• **What you have to do**
Give, as a bare number, the count of lines that contain the word "충청남도경제진흥원".

---*---

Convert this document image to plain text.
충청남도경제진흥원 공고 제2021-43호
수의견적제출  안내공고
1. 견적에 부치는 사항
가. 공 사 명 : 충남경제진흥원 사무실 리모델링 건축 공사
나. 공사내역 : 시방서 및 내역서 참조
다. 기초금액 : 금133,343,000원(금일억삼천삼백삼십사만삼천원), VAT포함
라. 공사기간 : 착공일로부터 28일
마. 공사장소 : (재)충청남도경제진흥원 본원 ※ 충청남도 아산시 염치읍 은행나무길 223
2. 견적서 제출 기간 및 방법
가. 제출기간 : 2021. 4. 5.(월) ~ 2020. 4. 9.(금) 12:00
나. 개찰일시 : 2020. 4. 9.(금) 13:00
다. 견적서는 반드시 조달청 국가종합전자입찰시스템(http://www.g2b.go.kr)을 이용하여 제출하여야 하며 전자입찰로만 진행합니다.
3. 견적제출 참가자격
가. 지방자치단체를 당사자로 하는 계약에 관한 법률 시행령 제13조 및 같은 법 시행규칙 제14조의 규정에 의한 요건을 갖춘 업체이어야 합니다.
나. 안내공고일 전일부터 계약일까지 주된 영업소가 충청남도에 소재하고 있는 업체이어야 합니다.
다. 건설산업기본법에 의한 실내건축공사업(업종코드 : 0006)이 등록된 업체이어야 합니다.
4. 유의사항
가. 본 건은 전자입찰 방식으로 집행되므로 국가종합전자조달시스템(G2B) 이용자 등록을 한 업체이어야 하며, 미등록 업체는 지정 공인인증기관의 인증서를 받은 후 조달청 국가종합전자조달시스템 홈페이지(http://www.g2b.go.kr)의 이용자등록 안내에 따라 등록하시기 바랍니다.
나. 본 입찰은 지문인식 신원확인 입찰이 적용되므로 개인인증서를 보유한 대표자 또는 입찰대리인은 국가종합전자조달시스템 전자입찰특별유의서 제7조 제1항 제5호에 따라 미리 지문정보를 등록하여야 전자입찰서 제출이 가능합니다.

---*---

• **Answer below**
2